[Figure record extracts]

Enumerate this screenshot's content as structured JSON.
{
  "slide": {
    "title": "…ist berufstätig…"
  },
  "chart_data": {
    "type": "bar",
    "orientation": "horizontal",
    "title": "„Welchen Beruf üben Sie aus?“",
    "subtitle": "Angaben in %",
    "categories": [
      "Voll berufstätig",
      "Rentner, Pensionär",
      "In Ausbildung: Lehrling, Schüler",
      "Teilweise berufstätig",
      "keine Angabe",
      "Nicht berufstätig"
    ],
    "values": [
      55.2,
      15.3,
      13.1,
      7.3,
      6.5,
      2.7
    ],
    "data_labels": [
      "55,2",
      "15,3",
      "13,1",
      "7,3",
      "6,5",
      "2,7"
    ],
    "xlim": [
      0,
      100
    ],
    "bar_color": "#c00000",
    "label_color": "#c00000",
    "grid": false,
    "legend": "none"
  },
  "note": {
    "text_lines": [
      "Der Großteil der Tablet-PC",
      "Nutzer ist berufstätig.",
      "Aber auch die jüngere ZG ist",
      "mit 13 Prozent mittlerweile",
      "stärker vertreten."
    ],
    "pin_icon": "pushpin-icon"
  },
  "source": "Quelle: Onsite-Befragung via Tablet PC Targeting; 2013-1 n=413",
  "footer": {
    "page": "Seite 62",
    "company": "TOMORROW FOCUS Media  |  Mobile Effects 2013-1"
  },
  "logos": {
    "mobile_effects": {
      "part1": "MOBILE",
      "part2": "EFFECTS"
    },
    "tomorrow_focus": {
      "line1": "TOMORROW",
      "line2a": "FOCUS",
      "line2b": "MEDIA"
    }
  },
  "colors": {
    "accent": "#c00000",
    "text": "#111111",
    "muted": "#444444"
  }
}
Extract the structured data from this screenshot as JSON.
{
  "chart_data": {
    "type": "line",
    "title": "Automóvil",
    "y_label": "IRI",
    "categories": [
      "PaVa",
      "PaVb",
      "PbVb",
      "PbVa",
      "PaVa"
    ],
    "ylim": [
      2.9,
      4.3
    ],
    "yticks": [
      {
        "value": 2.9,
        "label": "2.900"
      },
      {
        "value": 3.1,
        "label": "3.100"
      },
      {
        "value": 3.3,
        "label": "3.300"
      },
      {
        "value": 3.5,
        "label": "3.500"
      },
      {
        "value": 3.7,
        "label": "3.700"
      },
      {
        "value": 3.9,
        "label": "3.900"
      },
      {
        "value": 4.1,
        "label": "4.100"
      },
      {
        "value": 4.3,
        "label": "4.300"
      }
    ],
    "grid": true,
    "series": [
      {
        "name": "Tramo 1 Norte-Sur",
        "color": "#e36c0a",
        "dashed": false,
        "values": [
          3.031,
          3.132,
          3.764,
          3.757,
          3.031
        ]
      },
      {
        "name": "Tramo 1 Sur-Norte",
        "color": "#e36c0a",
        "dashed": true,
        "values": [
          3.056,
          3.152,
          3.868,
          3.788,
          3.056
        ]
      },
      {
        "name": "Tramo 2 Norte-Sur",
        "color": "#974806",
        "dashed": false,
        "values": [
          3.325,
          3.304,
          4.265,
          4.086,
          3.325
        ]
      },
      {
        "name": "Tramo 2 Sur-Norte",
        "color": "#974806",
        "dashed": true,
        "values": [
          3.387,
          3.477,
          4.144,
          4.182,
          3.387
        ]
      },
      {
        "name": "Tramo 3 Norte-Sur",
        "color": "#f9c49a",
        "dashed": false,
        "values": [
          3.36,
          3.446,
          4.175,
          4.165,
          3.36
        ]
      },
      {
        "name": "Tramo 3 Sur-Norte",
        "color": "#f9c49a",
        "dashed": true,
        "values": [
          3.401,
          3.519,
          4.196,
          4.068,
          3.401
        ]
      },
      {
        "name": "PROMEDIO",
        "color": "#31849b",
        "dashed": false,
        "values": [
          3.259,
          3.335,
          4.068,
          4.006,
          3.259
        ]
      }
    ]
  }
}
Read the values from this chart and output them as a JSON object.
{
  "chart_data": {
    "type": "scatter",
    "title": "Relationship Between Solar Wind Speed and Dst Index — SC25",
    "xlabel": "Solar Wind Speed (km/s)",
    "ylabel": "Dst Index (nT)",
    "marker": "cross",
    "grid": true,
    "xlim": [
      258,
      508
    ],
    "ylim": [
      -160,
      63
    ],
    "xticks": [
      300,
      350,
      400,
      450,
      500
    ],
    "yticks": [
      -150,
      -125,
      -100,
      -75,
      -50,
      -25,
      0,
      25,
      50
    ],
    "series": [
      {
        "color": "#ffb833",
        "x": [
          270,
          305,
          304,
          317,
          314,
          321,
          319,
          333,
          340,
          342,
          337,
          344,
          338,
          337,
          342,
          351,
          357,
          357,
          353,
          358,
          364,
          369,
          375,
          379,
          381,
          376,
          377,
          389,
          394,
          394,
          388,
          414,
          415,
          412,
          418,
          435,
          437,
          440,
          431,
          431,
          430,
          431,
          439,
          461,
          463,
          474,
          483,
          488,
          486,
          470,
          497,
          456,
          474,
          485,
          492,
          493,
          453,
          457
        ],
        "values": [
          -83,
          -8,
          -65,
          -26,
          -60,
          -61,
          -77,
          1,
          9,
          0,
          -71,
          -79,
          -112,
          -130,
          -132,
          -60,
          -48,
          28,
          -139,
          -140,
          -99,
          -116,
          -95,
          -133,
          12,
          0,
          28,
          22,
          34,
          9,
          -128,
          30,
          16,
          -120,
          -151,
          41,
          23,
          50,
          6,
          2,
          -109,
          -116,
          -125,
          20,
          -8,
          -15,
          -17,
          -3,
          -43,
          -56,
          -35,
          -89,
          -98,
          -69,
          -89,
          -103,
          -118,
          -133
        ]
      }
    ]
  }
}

# Written task
Extract each line from the entries above that contains the string "structured".

# Output for this task
Enumerate this screenshot's content as structured JSON.
Extract the structured data from this screenshot as JSON.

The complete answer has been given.